===== Data supplied =====

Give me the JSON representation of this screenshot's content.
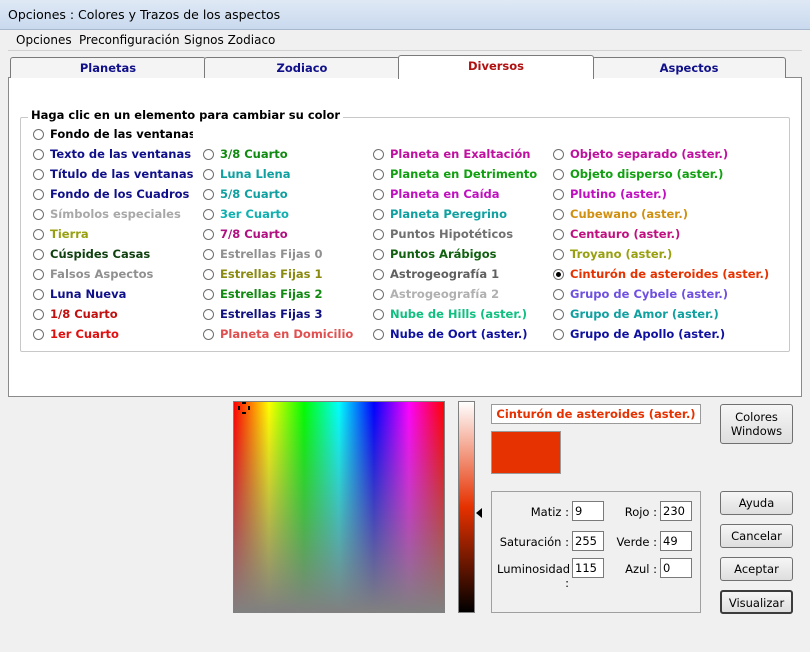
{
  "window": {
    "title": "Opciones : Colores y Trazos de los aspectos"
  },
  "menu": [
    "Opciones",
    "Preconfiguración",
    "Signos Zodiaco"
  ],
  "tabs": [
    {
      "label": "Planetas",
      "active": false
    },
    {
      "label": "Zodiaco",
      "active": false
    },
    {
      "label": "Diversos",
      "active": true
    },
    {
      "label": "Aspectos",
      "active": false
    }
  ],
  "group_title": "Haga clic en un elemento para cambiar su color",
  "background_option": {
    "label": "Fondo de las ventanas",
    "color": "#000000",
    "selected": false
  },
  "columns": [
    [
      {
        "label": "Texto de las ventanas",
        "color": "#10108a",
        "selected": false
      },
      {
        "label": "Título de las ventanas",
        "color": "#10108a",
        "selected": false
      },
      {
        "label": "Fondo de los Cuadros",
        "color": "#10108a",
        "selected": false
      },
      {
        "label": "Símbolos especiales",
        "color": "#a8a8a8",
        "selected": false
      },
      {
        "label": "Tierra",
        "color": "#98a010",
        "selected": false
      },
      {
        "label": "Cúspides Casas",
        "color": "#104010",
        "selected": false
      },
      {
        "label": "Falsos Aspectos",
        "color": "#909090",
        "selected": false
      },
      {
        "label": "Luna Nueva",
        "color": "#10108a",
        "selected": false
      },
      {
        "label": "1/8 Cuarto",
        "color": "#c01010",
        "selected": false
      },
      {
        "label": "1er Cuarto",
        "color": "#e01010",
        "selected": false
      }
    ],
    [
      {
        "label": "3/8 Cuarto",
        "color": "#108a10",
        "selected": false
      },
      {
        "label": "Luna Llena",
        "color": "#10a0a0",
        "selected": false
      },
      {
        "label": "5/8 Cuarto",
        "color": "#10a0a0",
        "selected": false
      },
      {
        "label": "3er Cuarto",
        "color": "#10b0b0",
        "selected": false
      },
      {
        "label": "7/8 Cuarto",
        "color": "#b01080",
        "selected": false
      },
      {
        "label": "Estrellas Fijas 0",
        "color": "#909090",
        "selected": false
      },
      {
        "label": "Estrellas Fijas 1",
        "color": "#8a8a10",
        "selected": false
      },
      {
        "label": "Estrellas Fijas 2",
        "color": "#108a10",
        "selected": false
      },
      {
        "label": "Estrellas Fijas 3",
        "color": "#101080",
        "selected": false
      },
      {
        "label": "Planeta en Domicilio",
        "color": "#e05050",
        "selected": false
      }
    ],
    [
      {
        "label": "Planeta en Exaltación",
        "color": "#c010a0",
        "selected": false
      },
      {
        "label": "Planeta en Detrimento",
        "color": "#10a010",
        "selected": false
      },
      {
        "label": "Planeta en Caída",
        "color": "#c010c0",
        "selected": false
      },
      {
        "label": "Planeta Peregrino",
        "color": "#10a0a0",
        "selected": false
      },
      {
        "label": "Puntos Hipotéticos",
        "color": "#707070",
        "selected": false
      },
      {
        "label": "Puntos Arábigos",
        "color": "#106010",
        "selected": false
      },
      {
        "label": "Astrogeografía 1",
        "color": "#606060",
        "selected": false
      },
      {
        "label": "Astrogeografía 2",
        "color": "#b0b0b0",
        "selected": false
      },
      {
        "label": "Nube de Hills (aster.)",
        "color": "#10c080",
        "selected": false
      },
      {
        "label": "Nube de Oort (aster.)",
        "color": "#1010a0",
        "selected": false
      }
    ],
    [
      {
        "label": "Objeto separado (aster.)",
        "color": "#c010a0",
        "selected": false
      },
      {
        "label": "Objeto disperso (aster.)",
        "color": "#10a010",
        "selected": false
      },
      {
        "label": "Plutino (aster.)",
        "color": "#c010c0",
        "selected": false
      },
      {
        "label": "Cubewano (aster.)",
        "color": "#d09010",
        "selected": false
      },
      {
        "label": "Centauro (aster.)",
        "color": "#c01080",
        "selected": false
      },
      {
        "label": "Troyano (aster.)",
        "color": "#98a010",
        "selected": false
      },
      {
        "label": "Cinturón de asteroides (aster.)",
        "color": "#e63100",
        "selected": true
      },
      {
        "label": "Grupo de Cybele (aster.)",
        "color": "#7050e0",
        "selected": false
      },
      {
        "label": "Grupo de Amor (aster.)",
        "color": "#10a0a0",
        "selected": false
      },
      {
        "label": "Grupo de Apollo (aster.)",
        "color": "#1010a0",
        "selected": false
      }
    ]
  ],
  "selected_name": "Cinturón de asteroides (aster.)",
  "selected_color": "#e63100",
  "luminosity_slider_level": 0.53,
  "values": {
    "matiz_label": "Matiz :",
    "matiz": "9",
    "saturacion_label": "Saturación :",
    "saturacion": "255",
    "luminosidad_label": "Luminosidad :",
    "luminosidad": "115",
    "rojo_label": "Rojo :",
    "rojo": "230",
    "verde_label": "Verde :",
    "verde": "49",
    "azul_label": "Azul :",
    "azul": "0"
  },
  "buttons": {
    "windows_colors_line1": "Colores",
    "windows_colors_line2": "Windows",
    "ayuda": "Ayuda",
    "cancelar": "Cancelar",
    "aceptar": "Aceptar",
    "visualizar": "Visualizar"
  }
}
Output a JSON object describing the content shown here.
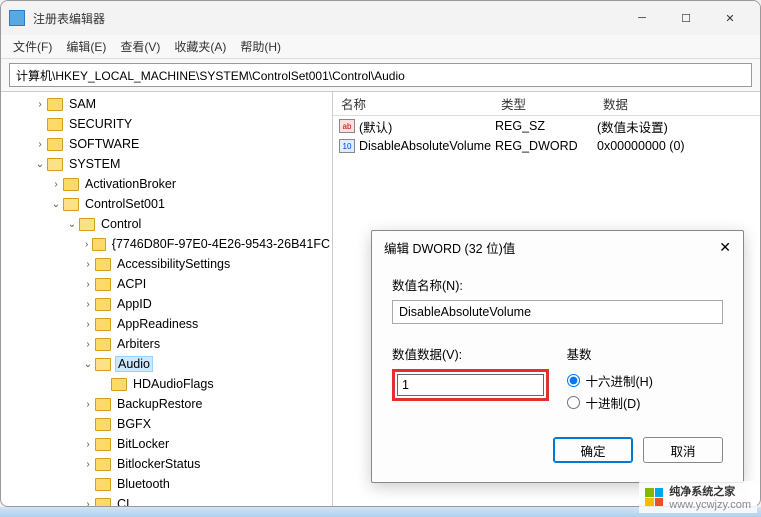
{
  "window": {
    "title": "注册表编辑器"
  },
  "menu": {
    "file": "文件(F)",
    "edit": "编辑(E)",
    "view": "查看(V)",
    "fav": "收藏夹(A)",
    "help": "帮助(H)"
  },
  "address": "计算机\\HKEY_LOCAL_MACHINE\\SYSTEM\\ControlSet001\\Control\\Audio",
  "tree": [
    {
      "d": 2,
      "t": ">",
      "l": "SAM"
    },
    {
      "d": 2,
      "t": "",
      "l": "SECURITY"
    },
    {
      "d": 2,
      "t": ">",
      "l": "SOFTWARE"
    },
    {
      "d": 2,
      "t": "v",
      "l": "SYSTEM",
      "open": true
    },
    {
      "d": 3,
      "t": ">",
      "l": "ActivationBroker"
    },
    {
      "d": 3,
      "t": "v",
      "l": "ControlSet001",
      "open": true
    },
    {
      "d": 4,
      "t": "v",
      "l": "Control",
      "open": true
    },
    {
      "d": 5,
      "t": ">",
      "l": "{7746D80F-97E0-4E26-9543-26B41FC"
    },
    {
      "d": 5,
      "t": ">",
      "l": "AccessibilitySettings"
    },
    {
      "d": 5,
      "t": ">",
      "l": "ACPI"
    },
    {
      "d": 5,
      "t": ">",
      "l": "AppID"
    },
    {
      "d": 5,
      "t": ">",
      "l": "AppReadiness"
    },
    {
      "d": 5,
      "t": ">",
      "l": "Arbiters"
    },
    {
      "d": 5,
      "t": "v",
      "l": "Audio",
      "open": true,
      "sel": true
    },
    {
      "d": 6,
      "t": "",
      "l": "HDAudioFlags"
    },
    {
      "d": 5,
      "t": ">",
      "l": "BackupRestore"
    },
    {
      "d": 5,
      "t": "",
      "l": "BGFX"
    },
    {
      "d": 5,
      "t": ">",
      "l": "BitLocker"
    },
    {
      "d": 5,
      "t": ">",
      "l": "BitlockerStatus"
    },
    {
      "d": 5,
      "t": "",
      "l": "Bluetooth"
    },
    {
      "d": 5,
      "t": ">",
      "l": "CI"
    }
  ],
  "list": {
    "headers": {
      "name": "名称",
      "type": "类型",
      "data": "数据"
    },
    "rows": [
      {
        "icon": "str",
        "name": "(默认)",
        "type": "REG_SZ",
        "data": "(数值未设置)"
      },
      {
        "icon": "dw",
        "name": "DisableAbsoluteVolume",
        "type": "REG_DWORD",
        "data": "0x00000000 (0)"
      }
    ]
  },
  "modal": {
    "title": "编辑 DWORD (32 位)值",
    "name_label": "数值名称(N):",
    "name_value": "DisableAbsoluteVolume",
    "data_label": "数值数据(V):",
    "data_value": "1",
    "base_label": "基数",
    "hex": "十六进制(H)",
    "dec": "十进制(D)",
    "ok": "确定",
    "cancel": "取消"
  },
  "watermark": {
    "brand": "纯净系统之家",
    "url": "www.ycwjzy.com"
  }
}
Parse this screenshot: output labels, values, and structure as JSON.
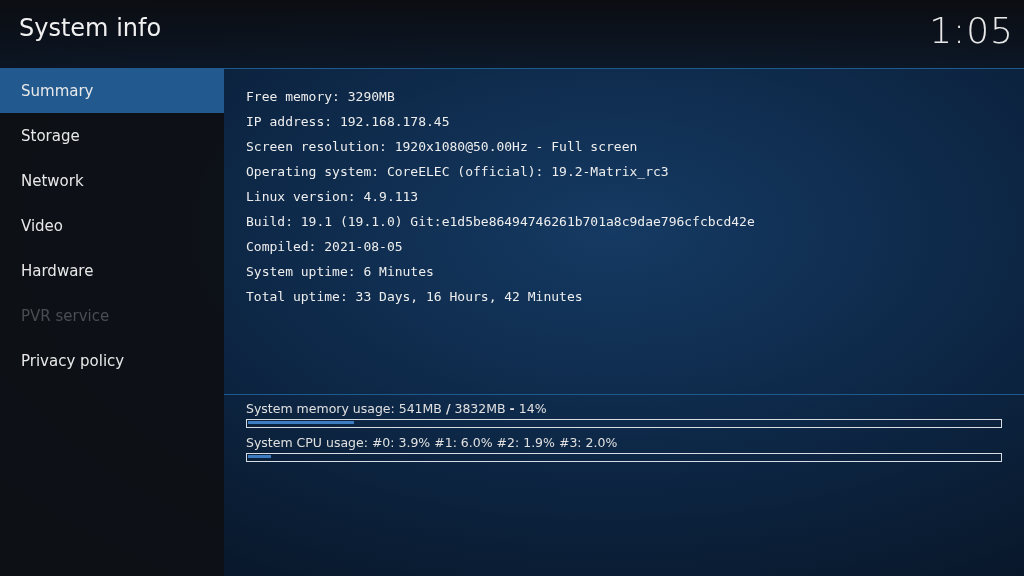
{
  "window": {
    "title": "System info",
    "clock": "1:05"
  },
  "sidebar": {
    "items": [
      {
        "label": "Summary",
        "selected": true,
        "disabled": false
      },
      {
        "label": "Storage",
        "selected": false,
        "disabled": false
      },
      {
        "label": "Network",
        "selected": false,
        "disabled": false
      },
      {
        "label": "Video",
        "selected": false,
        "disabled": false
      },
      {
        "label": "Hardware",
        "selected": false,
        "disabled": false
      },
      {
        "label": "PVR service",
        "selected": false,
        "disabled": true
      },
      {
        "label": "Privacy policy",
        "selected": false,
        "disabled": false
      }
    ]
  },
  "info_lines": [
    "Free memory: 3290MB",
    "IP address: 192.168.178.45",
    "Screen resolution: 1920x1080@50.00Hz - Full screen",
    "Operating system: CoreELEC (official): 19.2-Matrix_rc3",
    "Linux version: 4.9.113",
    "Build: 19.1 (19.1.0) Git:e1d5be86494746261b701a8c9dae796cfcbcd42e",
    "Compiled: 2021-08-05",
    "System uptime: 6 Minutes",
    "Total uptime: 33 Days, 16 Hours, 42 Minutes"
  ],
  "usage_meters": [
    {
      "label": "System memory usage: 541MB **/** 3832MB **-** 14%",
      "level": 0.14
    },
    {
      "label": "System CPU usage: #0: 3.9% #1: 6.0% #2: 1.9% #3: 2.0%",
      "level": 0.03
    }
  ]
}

=====

What to produce:
Beginning with the line with "Parse this screenshot: output", repeat the entries above exactly, up to and including the last line, leaving out pictures.

Exercise answer:
Parse this screenshot: output labels, values, and structure as JSON.
{
  "window": {
    "title": "System info",
    "clock": "1:05"
  },
  "sidebar": {
    "items": [
      {
        "label": "Summary",
        "selected": true,
        "disabled": false
      },
      {
        "label": "Storage",
        "selected": false,
        "disabled": false
      },
      {
        "label": "Network",
        "selected": false,
        "disabled": false
      },
      {
        "label": "Video",
        "selected": false,
        "disabled": false
      },
      {
        "label": "Hardware",
        "selected": false,
        "disabled": false
      },
      {
        "label": "PVR service",
        "selected": false,
        "disabled": true
      },
      {
        "label": "Privacy policy",
        "selected": false,
        "disabled": false
      }
    ]
  },
  "info_lines": [
    "Free memory: 3290MB",
    "IP address: 192.168.178.45",
    "Screen resolution: 1920x1080@50.00Hz - Full screen",
    "Operating system: CoreELEC (official): 19.2-Matrix_rc3",
    "Linux version: 4.9.113",
    "Build: 19.1 (19.1.0) Git:e1d5be86494746261b701a8c9dae796cfcbcd42e",
    "Compiled: 2021-08-05",
    "System uptime: 6 Minutes",
    "Total uptime: 33 Days, 16 Hours, 42 Minutes"
  ],
  "usage_meters": [
    {
      "label": "System memory usage: 541MB **/** 3832MB **-** 14%",
      "level": 0.14
    },
    {
      "label": "System CPU usage: #0: 3.9% #1: 6.0% #2: 1.9% #3: 2.0%",
      "level": 0.03
    }
  ]
}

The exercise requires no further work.